* [Task goal]: Answer with nothing but a number: how many lines include the word "Dame"?

[Saved entries]
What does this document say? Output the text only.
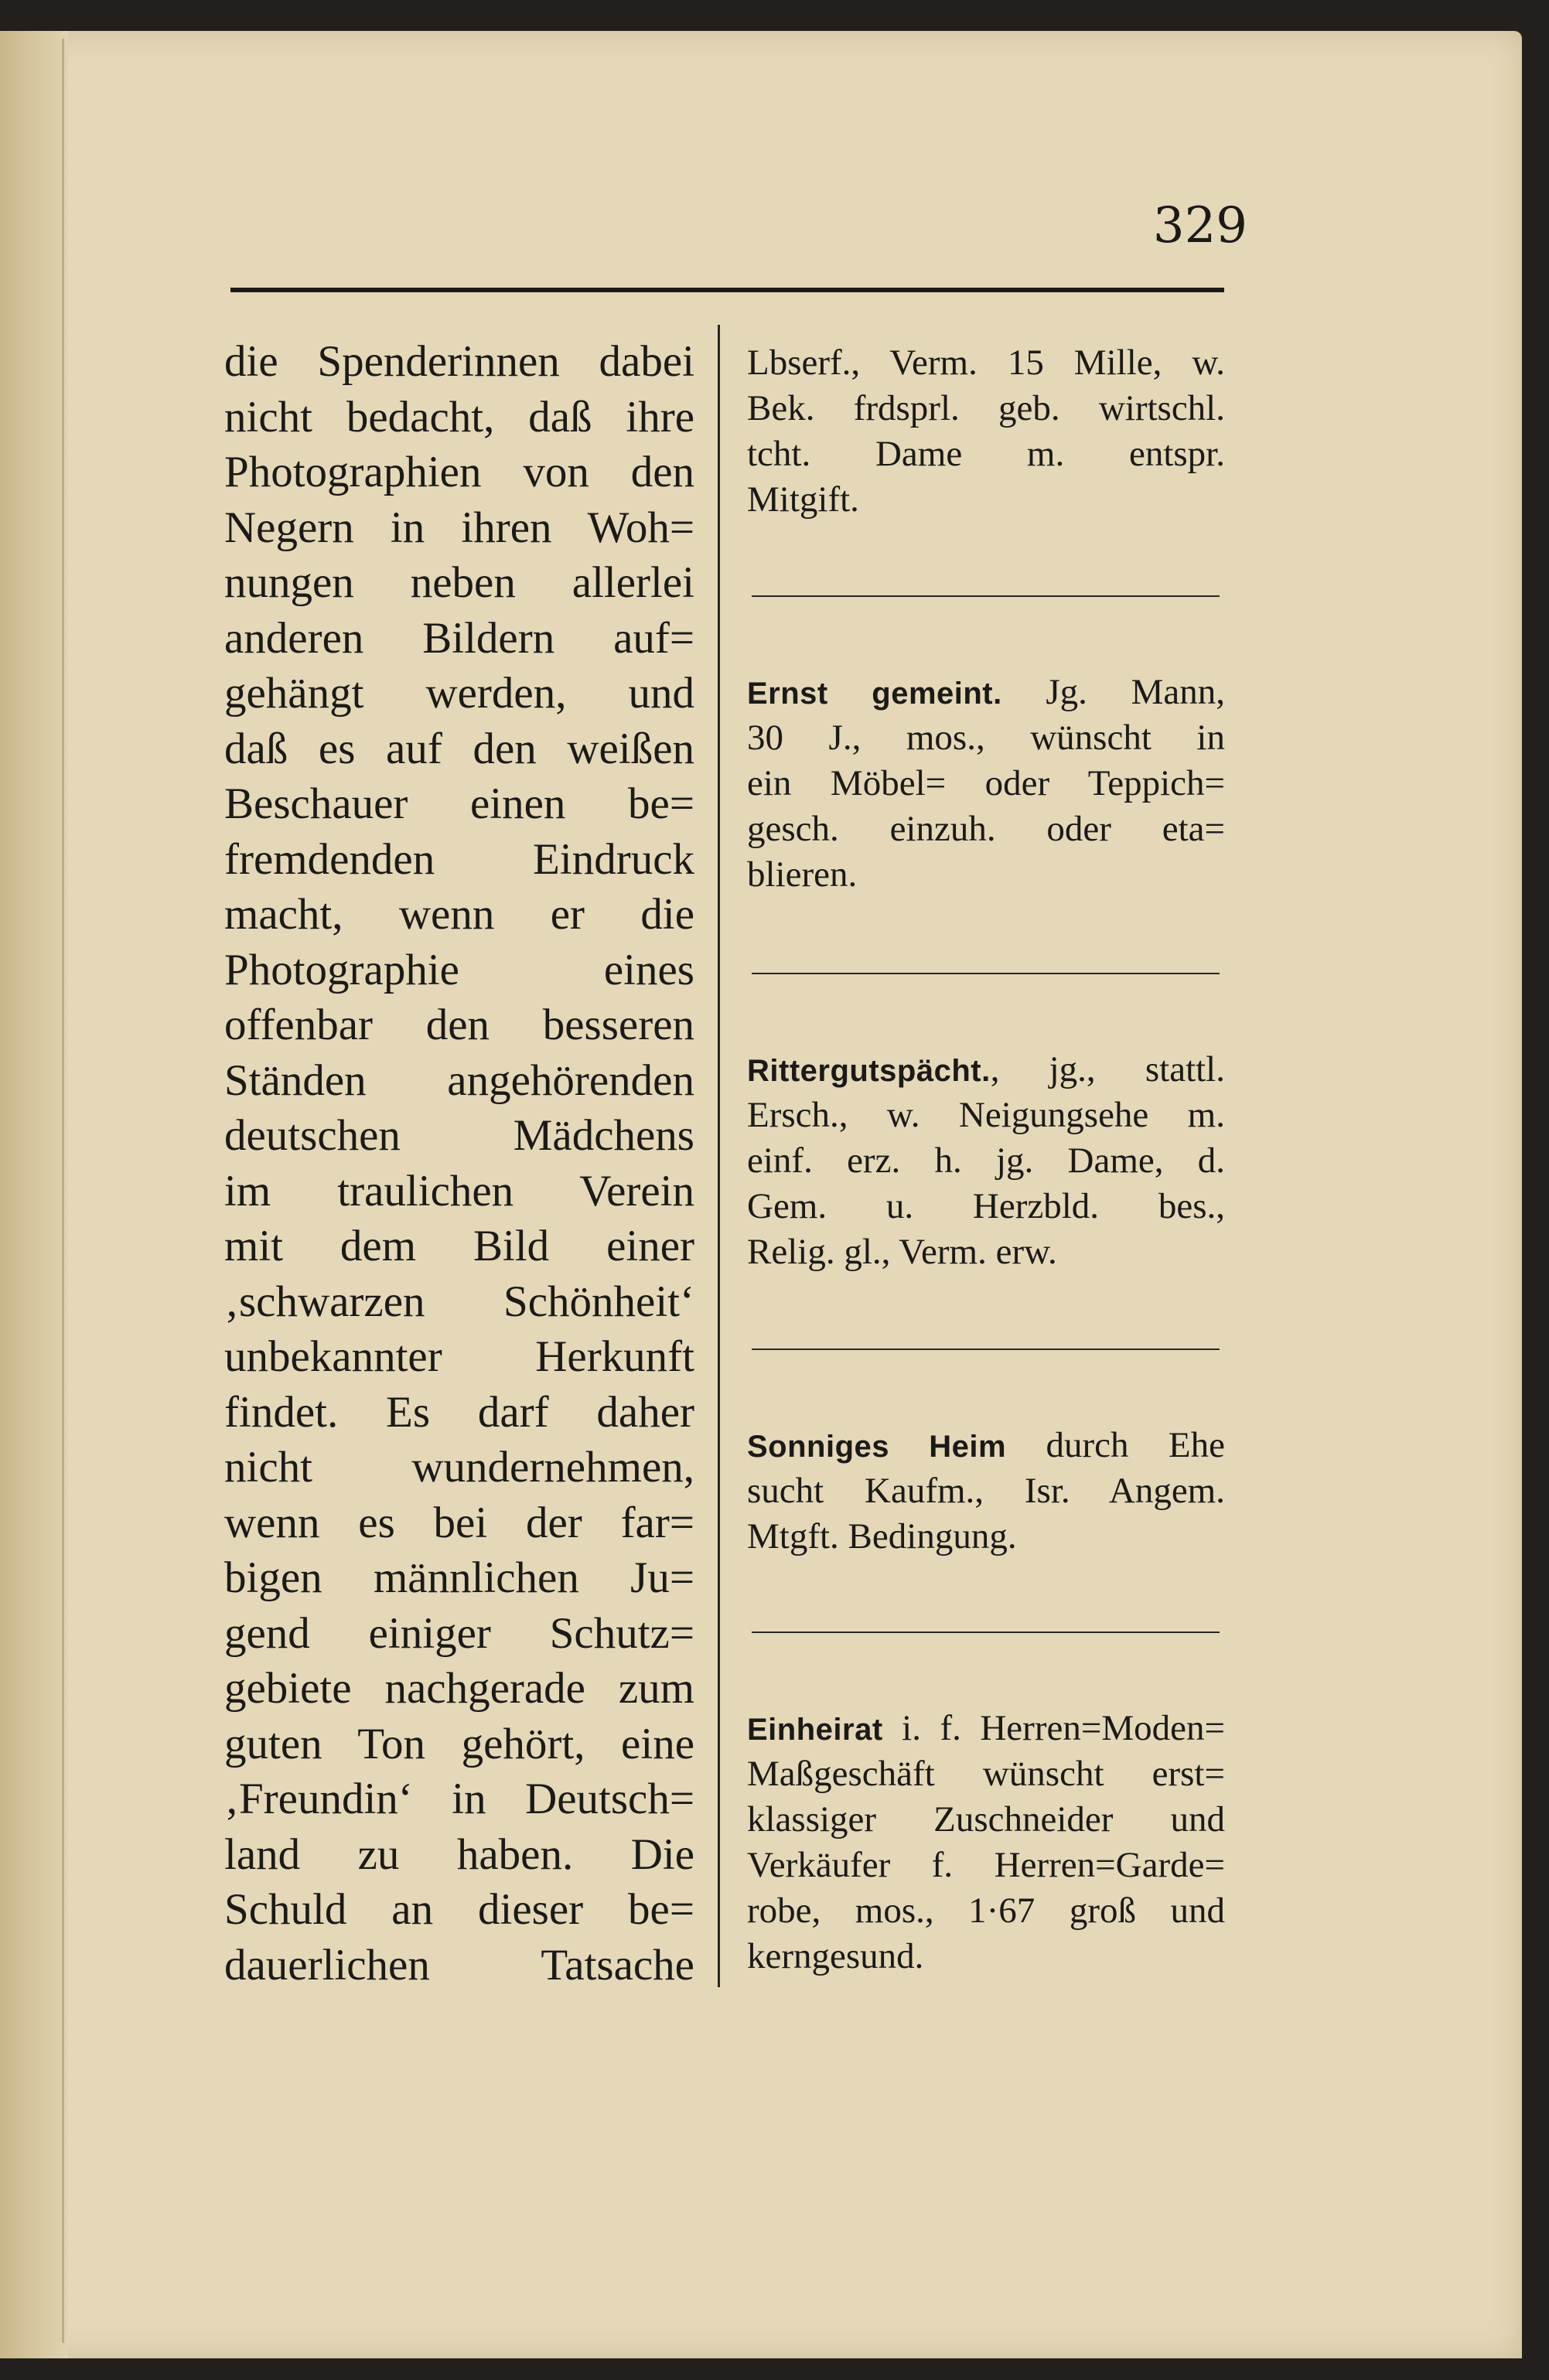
329
die Spenderinnen dabei
nicht bedacht, daß ihre
Photographien von den
Negern in ihren Woh=
nungen neben allerlei
anderen Bildern auf=
gehängt werden, und
daß es auf den weißen
Beschauer einen be=
fremdenden Eindruck
macht, wenn er die
Photographie eines
offenbar den besseren
Ständen angehörenden
deutschen Mädchens
im traulichen Verein
mit dem Bild einer
‚schwarzen Schönheit‘
unbekannter Herkunft
findet. Es darf daher
nicht wundernehmen,
wenn es bei der far=
bigen männlichen Ju=
gend einiger Schutz=
gebiete nachgerade zum
guten Ton gehört, eine
‚Freundin‘ in Deutsch=
land zu haben. Die
Schuld an dieser be=
dauerlichen Tatsache
Lbserf., Verm. 15 Mille, w.
Bek. frdsprl. geb. wirtschl.
tcht. Dame m. entspr.
Mitgift.
Ernst gemeint. Jg. Mann,
30 J., mos., wünscht in
ein Möbel= oder Teppich=
gesch. einzuh. oder eta=
blieren.
Rittergutspächt., jg., stattl.
Ersch., w. Neigungsehe m.
einf. erz. h. jg. Dame, d.
Gem. u. Herzbld. bes.,
Relig. gl., Verm. erw.
Sonniges Heim durch Ehe
sucht Kaufm., Isr. Angem.
Mtgft. Bedingung.
Einheirat i. f. Herren=Moden=
Maßgeschäft wünscht erst=
klassiger Zuschneider und
Verkäufer f. Herren=Garde=
robe, mos., 1·67 groß und
kerngesund.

* [Worked solution]: 2